**Goal of the exercise:** Only the number is needed: how many lines contain the word "данных"?

**Exercise materials:**

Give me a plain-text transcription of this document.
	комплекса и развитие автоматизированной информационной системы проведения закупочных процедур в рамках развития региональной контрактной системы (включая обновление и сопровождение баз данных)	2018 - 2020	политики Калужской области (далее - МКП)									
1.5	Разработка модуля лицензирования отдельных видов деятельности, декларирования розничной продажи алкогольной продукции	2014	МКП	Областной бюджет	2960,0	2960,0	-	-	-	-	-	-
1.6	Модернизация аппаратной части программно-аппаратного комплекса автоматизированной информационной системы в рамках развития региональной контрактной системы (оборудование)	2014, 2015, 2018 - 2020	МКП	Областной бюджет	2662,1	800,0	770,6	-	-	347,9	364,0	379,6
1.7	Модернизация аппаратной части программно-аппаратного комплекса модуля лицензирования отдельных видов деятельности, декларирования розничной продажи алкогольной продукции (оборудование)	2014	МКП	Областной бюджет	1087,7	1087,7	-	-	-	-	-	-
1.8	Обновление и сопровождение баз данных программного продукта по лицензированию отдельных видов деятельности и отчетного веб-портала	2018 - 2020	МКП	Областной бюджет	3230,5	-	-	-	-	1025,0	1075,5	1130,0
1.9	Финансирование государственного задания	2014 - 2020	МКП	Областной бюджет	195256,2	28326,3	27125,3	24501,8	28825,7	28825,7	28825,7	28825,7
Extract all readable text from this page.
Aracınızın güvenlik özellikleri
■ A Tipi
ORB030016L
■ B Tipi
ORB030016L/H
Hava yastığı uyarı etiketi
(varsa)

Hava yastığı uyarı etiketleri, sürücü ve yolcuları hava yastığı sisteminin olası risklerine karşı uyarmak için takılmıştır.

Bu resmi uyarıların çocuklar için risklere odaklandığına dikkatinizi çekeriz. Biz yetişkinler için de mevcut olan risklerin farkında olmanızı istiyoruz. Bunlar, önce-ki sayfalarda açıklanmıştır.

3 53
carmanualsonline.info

**Final result:** 2